## Given instruction
List, from the lines below, each one with "time" in it.

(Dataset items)
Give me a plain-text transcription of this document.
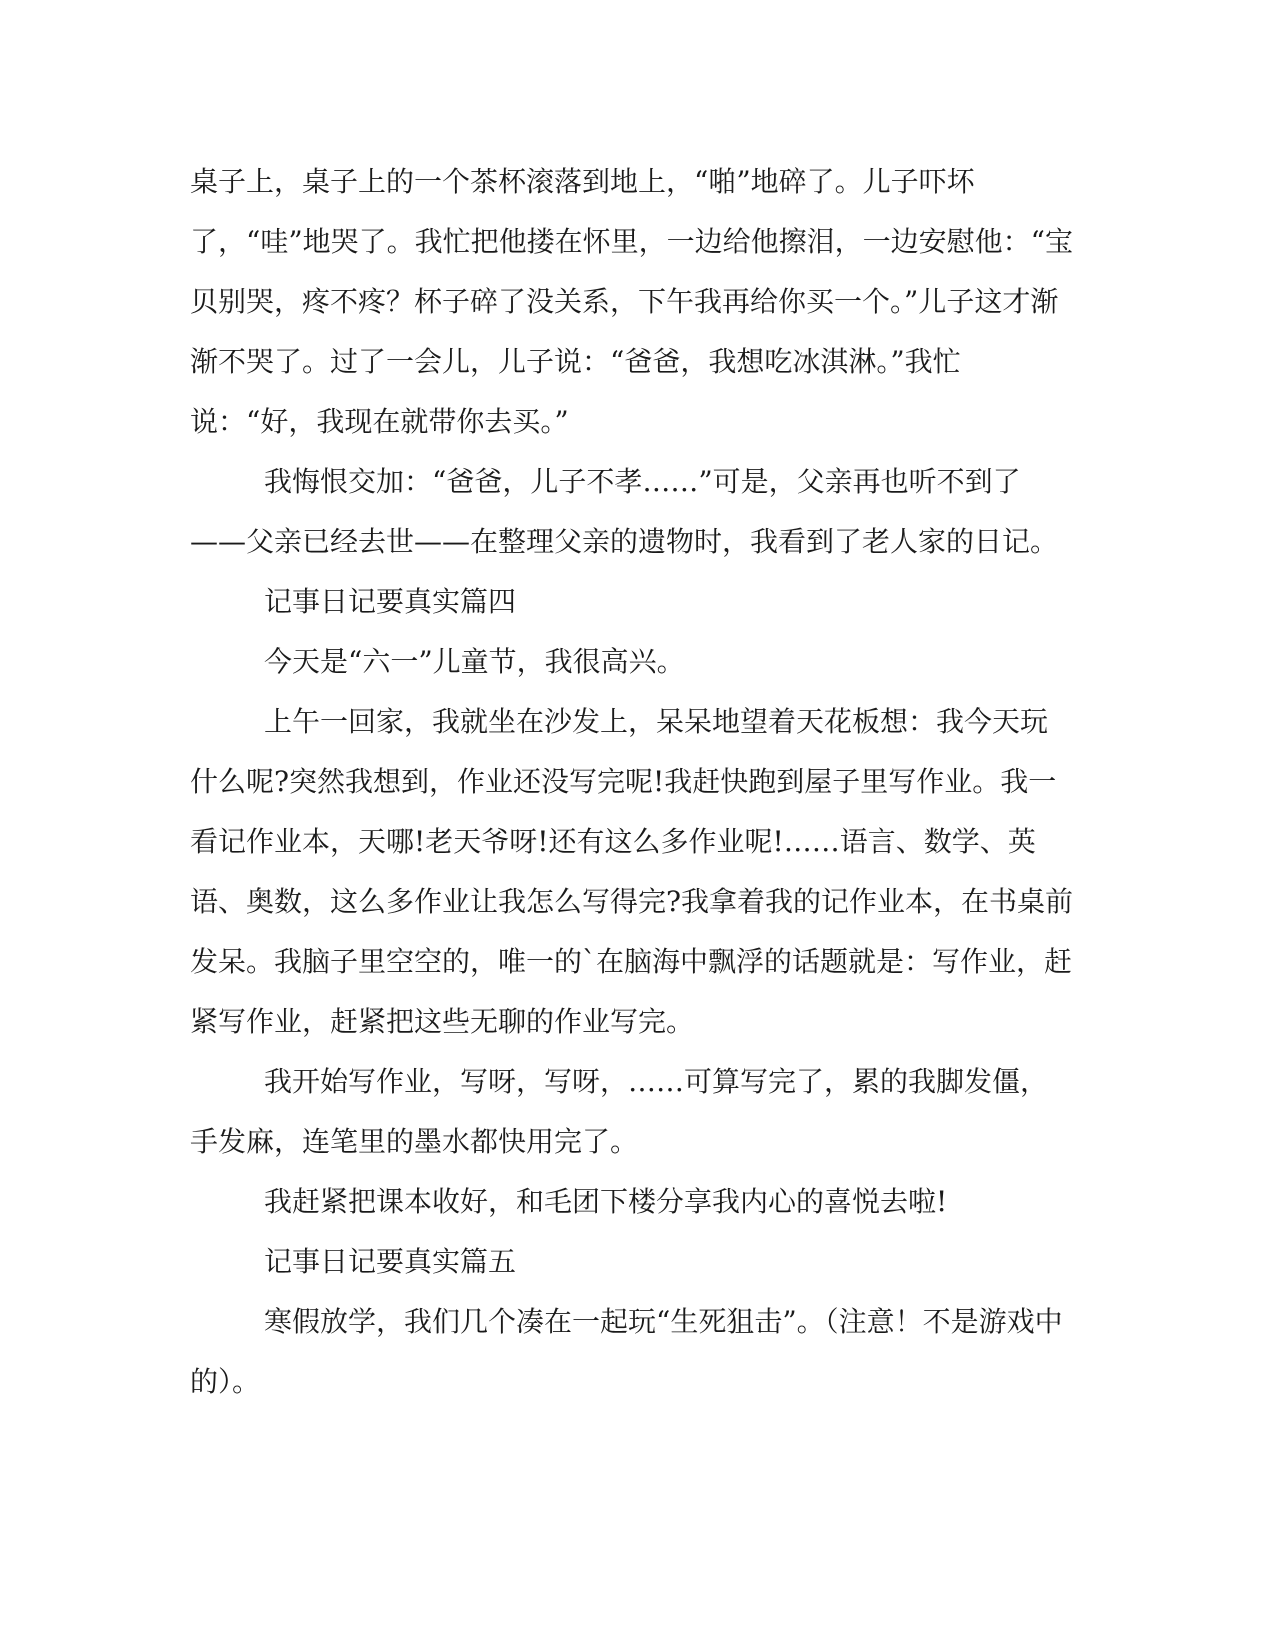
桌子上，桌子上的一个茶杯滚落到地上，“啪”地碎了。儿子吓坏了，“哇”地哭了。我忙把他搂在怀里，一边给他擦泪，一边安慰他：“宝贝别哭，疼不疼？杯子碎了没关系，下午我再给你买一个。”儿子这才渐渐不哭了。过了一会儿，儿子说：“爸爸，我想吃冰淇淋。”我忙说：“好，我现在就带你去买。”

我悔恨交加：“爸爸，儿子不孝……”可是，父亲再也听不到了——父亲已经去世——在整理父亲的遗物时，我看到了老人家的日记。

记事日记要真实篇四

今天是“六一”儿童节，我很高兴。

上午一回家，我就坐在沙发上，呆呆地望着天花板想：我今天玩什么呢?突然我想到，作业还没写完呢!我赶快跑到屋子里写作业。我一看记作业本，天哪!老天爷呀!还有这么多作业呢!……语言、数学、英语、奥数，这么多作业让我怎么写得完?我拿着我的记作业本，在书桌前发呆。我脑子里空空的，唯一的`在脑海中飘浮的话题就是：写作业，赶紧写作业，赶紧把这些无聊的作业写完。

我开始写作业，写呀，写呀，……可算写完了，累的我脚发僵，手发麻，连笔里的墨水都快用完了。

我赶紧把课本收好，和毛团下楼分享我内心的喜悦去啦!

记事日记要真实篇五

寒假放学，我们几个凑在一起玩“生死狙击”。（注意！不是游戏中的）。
==
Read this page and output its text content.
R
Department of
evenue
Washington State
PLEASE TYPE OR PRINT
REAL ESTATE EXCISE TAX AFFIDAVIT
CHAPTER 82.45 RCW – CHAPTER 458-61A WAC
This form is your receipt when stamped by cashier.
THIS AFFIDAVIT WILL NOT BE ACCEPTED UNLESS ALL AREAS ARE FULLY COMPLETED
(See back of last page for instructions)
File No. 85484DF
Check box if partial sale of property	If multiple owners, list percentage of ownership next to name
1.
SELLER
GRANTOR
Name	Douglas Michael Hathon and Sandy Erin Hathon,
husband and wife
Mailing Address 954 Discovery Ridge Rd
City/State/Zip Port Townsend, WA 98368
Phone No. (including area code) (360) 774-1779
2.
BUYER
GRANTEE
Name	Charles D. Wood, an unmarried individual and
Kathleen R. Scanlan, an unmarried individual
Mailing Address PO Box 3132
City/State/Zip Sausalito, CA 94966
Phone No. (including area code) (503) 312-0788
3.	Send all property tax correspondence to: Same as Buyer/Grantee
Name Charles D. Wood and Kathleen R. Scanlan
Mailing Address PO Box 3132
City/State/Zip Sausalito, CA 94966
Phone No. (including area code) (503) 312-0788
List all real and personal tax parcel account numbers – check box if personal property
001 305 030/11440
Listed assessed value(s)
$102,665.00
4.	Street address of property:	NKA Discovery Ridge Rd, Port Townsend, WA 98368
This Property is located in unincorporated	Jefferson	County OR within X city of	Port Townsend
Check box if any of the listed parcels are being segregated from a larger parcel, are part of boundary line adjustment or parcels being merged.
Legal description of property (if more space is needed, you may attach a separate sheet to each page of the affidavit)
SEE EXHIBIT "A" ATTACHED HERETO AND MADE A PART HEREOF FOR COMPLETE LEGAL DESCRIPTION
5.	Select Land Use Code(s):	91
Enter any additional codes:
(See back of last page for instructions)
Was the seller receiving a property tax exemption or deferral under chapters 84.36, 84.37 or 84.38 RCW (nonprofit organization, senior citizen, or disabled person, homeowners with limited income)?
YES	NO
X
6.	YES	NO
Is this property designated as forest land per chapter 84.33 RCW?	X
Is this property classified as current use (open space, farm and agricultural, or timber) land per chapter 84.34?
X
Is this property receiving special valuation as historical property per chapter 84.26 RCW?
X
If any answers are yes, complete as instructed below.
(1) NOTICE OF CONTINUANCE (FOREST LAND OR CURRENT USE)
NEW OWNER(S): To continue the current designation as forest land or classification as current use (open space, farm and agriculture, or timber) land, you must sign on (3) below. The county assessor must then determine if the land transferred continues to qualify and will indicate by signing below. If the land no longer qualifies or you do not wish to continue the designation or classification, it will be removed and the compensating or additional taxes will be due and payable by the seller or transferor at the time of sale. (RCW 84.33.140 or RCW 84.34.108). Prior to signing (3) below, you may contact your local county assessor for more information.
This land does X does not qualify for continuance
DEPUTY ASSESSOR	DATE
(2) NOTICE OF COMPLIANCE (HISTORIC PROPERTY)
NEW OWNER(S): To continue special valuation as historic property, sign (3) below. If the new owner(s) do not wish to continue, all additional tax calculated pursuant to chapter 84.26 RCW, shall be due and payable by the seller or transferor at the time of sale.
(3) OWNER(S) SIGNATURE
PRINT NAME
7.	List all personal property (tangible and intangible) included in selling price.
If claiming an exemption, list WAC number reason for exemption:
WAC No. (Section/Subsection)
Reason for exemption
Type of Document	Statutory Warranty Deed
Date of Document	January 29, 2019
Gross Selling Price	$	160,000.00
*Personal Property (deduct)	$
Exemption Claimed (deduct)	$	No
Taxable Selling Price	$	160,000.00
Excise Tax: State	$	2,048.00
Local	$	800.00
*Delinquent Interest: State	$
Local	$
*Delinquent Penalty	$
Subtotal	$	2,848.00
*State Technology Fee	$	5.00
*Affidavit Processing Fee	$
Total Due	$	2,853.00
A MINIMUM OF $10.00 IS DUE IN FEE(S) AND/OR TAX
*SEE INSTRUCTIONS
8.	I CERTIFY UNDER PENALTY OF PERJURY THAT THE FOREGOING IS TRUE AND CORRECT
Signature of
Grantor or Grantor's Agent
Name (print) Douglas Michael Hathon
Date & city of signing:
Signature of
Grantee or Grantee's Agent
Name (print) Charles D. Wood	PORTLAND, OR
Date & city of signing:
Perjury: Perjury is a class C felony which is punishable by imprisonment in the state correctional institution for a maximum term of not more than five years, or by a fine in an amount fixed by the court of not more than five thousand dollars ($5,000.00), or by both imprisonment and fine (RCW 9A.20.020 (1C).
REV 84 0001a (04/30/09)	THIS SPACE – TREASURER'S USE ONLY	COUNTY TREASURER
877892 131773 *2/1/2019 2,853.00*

## In response
NEW OWNER(S): To continue the current designation as forest land or classification as current use (open space, farm and agriculture, or timber) land, you must sign on (3) below. The county assessor must then determine if the land transferred continues to qualify and will indicate by signing below. If the land no longer qualifies or you do not wish to continue the designation or classification, it will be removed and the compensating or additional taxes will be due and payable by the seller or transferor at the time of sale. (RCW 84.33.140 or RCW 84.34.108). Prior to signing (3) below, you may contact your local county assessor for more information.
NEW OWNER(S): To continue special valuation as historic property, sign (3) below. If the new owner(s) do not wish to continue, all additional tax calculated pursuant to chapter 84.26 RCW, shall be due and payable by the seller or transferor at the time of sale.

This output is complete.